*Task brief:* Return the complete listing that follows, with each line reproduced exactly.
[Begin]
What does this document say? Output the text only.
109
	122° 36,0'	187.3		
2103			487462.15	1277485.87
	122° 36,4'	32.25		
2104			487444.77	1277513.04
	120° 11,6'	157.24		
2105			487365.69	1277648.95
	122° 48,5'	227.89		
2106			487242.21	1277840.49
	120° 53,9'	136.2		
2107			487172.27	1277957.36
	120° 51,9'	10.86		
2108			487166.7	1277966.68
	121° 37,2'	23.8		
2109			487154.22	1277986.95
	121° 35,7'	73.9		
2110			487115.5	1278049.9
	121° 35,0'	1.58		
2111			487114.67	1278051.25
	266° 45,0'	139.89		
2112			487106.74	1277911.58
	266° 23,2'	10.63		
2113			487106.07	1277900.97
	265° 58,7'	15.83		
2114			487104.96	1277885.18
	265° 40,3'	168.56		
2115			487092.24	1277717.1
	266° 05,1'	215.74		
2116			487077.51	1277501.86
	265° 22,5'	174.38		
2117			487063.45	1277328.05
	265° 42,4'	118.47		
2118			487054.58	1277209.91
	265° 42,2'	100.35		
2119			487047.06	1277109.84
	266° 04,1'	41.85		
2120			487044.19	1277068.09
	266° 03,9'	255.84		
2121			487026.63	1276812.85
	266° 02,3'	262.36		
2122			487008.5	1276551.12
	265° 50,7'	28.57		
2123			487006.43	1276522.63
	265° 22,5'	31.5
[End]
*The result:*
What does this document say? Output the text only.
109
	122° 36,0'	187.3		
2103			487462.15	1277485.87
	122° 36,4'	32.25		
2104			487444.77	1277513.04
	120° 11,6'	157.24		
2105			487365.69	1277648.95
	122° 48,5'	227.89		
2106			487242.21	1277840.49
	120° 53,9'	136.2		
2107			487172.27	1277957.36
	120° 51,9'	10.86		
2108			487166.7	1277966.68
	121° 37,2'	23.8		
2109			487154.22	1277986.95
	121° 35,7'	73.9		
2110			487115.5	1278049.9
	121° 35,0'	1.58		
2111			487114.67	1278051.25
	266° 45,0'	139.89		
2112			487106.74	1277911.58
	266° 23,2'	10.63		
2113			487106.07	1277900.97
	265° 58,7'	15.83		
2114			487104.96	1277885.18
	265° 40,3'	168.56		
2115			487092.24	1277717.1
	266° 05,1'	215.74		
2116			487077.51	1277501.86
	265° 22,5'	174.38		
2117			487063.45	1277328.05
	265° 42,4'	118.47		
2118			487054.58	1277209.91
	265° 42,2'	100.35		
2119			487047.06	1277109.84
	266° 04,1'	41.85		
2120			487044.19	1277068.09
	266° 03,9'	255.84		
2121			487026.63	1276812.85
	266° 02,3'	262.36		
2122			487008.5	1276551.12
	265° 50,7'	28.57		
2123			487006.43	1276522.63
	265° 22,5'	31.5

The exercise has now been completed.